» PROBLEM TO WORK ON
Read the records and write them out again exactly.

» SUPPLIED INFORMATION
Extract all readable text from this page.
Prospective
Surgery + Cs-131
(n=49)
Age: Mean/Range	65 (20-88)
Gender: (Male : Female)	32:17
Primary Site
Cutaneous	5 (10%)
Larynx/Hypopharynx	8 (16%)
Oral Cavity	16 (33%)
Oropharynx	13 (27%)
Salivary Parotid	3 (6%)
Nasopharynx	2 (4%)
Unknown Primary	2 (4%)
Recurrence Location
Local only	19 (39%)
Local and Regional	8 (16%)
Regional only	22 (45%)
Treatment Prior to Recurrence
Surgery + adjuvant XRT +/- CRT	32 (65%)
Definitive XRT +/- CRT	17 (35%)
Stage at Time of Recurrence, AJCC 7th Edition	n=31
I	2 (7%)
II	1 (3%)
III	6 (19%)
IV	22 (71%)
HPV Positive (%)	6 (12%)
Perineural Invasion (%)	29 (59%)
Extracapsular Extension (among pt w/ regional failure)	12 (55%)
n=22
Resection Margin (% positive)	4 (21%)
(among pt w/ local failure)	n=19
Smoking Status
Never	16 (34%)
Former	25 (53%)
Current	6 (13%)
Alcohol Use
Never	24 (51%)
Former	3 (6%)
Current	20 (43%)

» FINAL RESULT
Extract all readable text from this page.
Prospective
Surgery + Cs-131
(n=49)
Age: Mean/Range	65 (20-88)
Gender: (Male : Female)	32:17
Primary Site
Cutaneous	5 (10%)
Larynx/Hypopharynx	8 (16%)
Oral Cavity	16 (33%)
Oropharynx	13 (27%)
Salivary Parotid	3 (6%)
Nasopharynx	2 (4%)
Unknown Primary	2 (4%)
Recurrence Location
Local only	19 (39%)
Local and Regional	8 (16%)
Regional only	22 (45%)
Treatment Prior to Recurrence
Surgery + adjuvant XRT +/- CRT	32 (65%)
Definitive XRT +/- CRT	17 (35%)
Stage at Time of Recurrence, AJCC 7th Edition	n=31
I	2 (7%)
II	1 (3%)
III	6 (19%)
IV	22 (71%)
HPV Positive (%)	6 (12%)
Perineural Invasion (%)	29 (59%)
Extracapsular Extension (among pt w/ regional failure)	12 (55%)
n=22
Resection Margin (% positive)	4 (21%)
(among pt w/ local failure)	n=19
Smoking Status
Never	16 (34%)
Former	25 (53%)
Current	6 (13%)
Alcohol Use
Never	24 (51%)
Former	3 (6%)
Current	20 (43%)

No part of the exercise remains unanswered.